--- DOCUMENT PASSAGE ---
━━━━━━━━

Thereafter, the integrated controller (230) may re-establish a communication link with the third optical wireless communication terminal (300) by using the optical wireless transceiver (210). The integrated controller (230) may retransmit optical wireless data that failed to be transmitted due to the abnormality in the communication link by using the optical wireless transceiver (210). For example, when a total of 100 GB of optical wireless data is to be transmitted and 60 GB thereof has been successfully transmitted while 40 GB remains, the integrated controller (230) may retransmit the entire 100 GB of optical wireless data from the beginning, or may transmit the remaining 40 GB starting from the portion that failed to be transmitted by additionally employing delay tolerant networking (DTN) technology in the optical wireless transceiver (210).
According to one embodiment, the integrated controller (230) may obtain directional angle information from the directional angle controller (220) and may monitor a wide directional angle change of the optical wireless transceiver (210) based on the directional angle information. When the wide directional angle change exceeds a reference level, the integrated controller (230) may perform a reboot operation of the optical wireless transceiver (210). The integrated controller (230) may perform optical alignment again with the third optical wireless communication terminal (300) by adjusting the wide directional angle of the directional angle controller (220) and then adjusting a precise directional angle of the optical transmitter (213) through the optical wireless transceiver (210), and may retransmit optical wireless data.
According to one embodiment, the integrated controller (230) may monitor an angular change of the platform (240) based on movement information from an inertial sensor and may determine whether the angular change of the platform (240) is equal to or greater than a third threshold. When it is determined that the angular change of the platform (240) is equal to or greater than the third threshold, the integrated controller (230) may reboot the optical wireless transceiver (210) and may perform optical alignment with the third optical wireless communication terminal (300) again. For example, after rebooting the optical wireless transceiver (210), the integrated controller (230) may adjust a wide directional angle of the directional angle controller (220) so as to correspond to the angular change of the platform (240), and then may adjust a precise directional angle of the optical wireless transceiver (210). The third threshold, for example, may be preset to a value at which an abnormality in free space optical wireless communication with another optical wireless communication terminal occurs due to motion variation such as an angular change or positional displacement.

━━━━━━━━

--- GIVEN INFORMATION ---
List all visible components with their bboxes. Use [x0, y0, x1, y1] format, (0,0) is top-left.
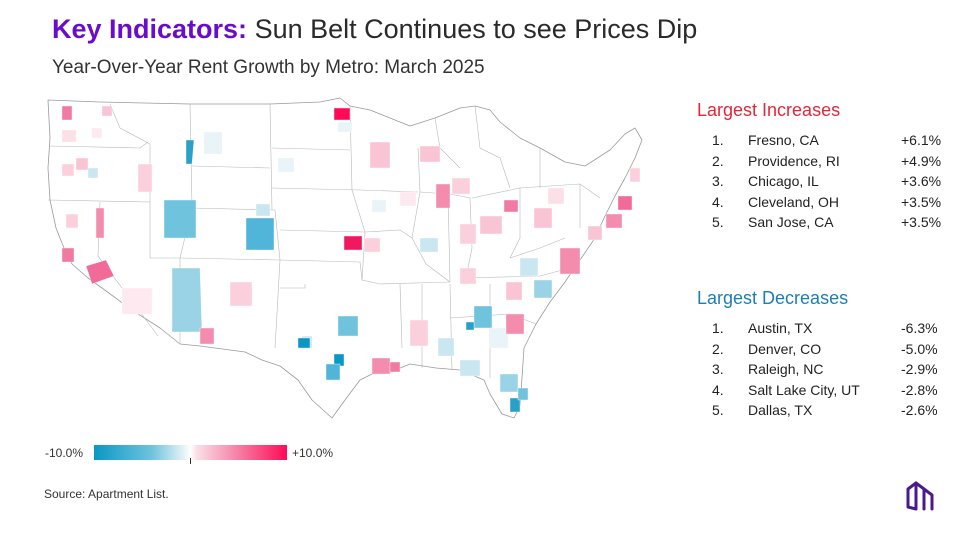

━━━━━━━━

--- WORK TO COMPLETE ---
1. In the passage on optical wireless communication, what technology lets the integrated controller send only the remaining 40 GB instead of the entire 100 GB?
2. Reproduce, word for word, the stretch of the passage on optical wireless communication from "Thereafter, the integrated" through "in the optical wireless transceiver (210).".

--- TASK-BY-TASK SOLUTIONS ---
1. Delay tolerant networking (DTN) technology.

2.
Thereafter, the integrated controller (230) may re-establish a communication link with the third optical wireless communication terminal (300) by using the optical wireless transceiver (210). The integrated controller (230) may retransmit optical wireless data that failed to be transmitted due to the abnormality in the communication link by using the optical wireless transceiver (210). For example, when a total of 100 GB of optical wireless data is to be transmitted and 60 GB thereof has been successfully transmitted while 40 GB remains, the integrated controller (230) may retransmit the entire 100 GB of optical wireless data from the beginning, or may transmit the remaining 40 GB starting from the portion that failed to be transmitted by additionally employing delay tolerant networking (DTN) technology in the optical wireless transceiver (210).